### Excerpt
begin
Combination video-journalism

There is nothing very new about the idea that a journalist can also operate a camera, or operate a camera and edit the sound and vision as well. In 1990 the Canadian Broadcasting Corporation closed its regional news operation at Windsor, southern Ontario, as part of a series of economy measures, reducing a staff of more than 100 journalists, camera-operators, tape editors, producers and a support personnel to a tiny bureau. Reopening became possible only because of an agreement between CBC and the unions to use Windsor as a test bed for new technology and working practices. After a summer during which reporters were taught to shoot their own material, camera-operators were instructed in the skills of writing and reporting and picture editors were retrained to use digital technology, news programmes resumed in October 1994 – total staff: 24. Day-to-day plans and problems were handled by a joint council of management and union representatives.

CNN may lay claim to having invented the term ‘video-journalist’ to categorize its entry-level positions, but this facet of multi-skilling was also employed elsewhere in at least one other, narrower context. New York’s first 24-hour TV news station, NY-1, gave the title to the twenty young journalists it recruited and trained more than ten years ago as camera-operator, sound recordist, picture editor and reporter combined, assigning them as district reporters with the brief to find and shoot their own stories.

Scaling down the operation to such basic levels means asking interviewees to hold their own microphones and persuading passers-by to stand in while piece-to-camera shots are framed. There are also curious contortions to be seen as reporters ask questions with one eye on the viewfinder and one ear on the camera-mounted loudspeaker, but the practitioners insist they are able to get much closer to the story than conventional crews.

Critics of NY-1 complained that the standards were low and the VJs had been introduced to save money, but the station pointed to the numbers of reporters they were able to hire compared with others. The material they produced was basic, usable quality. They were, after all, not making ‘films’. They were doing news.

The television cameras available by 2000 were light, easy to operate and – if used properly – were capable of providing sound and vision of broadcast quality. A professional Betacam camera for television news can cost anything between £35 000 and £60 000. A small digital camera, with a good separate sound kit and tripod, is about £2500, although it has a shorter lifespan when worked hard and has almost zero resale value. What the lightweight digital cameras did in effect was remove the dividing line between amateur and professional. After a period of learning and experimentation with BBC News Training some experienced BBC news correspondents, already aware of filming techniques anyway, used them to compile excellent quality features when they had the time to shoot and prepare their material, aware that they would make mistakes along the way. Because it was feature or background material there was less deadline pressure. A similar service created by LWT was called The Lab. It was established so that about twenty young directors and video-journalists could train in the use of the latest equipment and pioneer the new television culture: light DV cameras used for close framing and fast-moving shots, plus editing, scripting and laying voicetracks directly into the PC. The resulting material was used in LWT’s regional output and was shot and edited at a fraction of the cost of more mainstream television.
end
### Recorded information
begin
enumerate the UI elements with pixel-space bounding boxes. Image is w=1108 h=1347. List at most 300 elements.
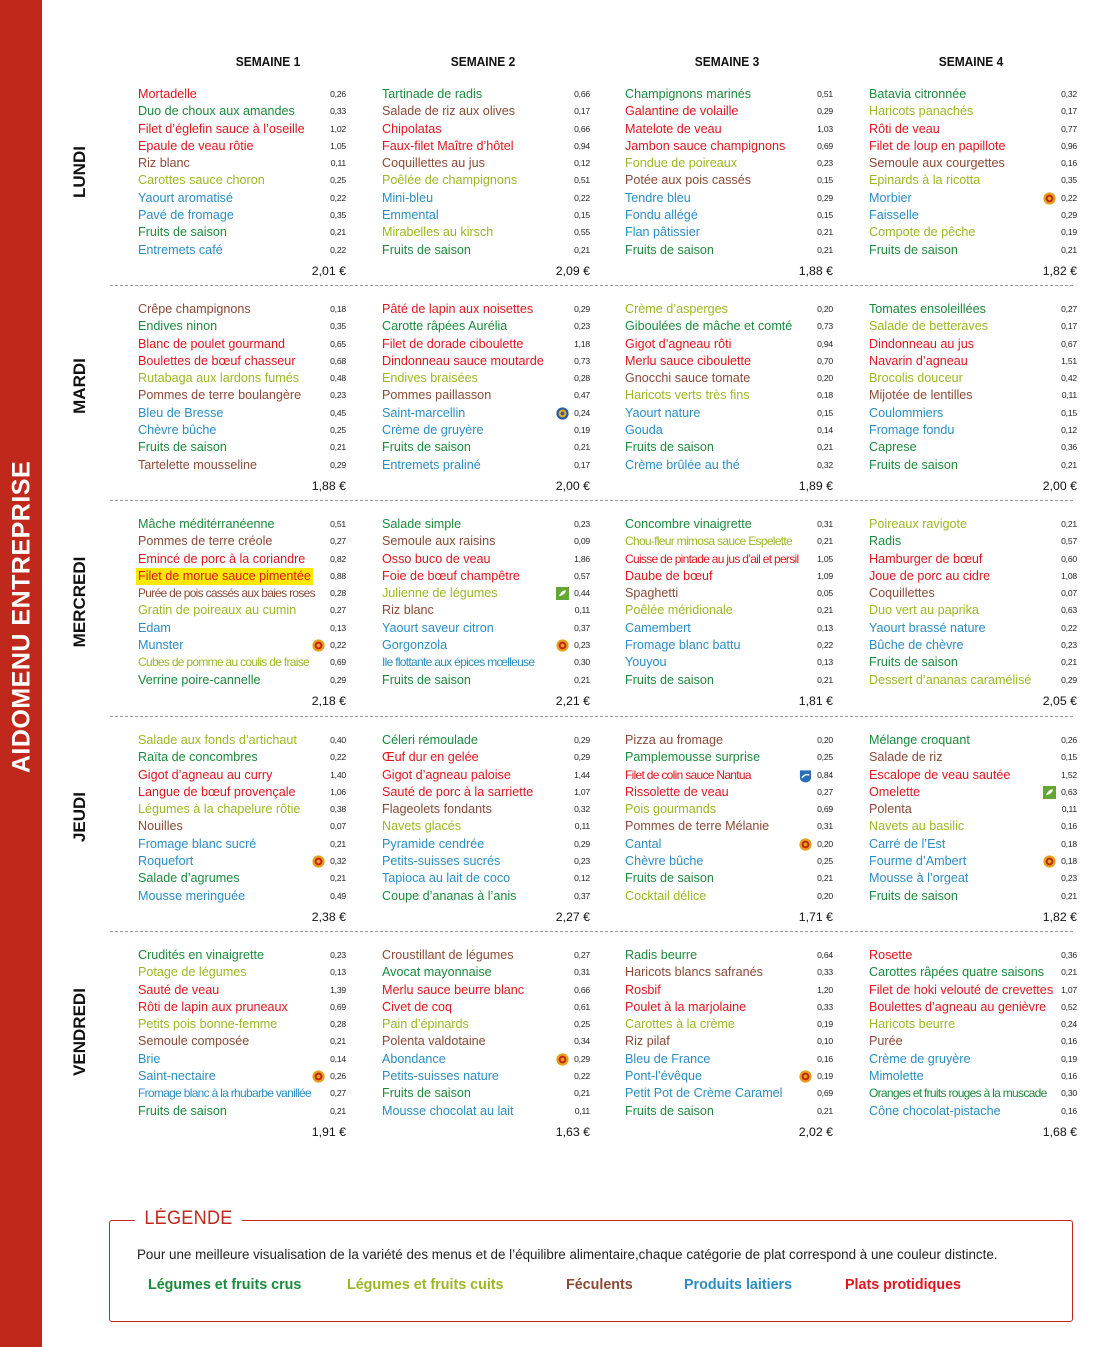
end
### Directions
Transcribe the part of the combination video-journalism passage that opens with the words containing "CNN may lay" and closes with "their own stories.".

### Reply to the exercise
CNN may lay claim to having invented the term ‘video-journalist’ to categorize its entry-level positions, but this facet of multi-skilling was also employed elsewhere in at least one other, narrower context. New York’s first 24-hour TV news station, NY-1, gave the title to the twenty young journalists it recruited and trained more than ten years ago as camera-operator, sound recordist, picture editor and reporter combined, assigning them as district reporters with the brief to find and shoot their own stories.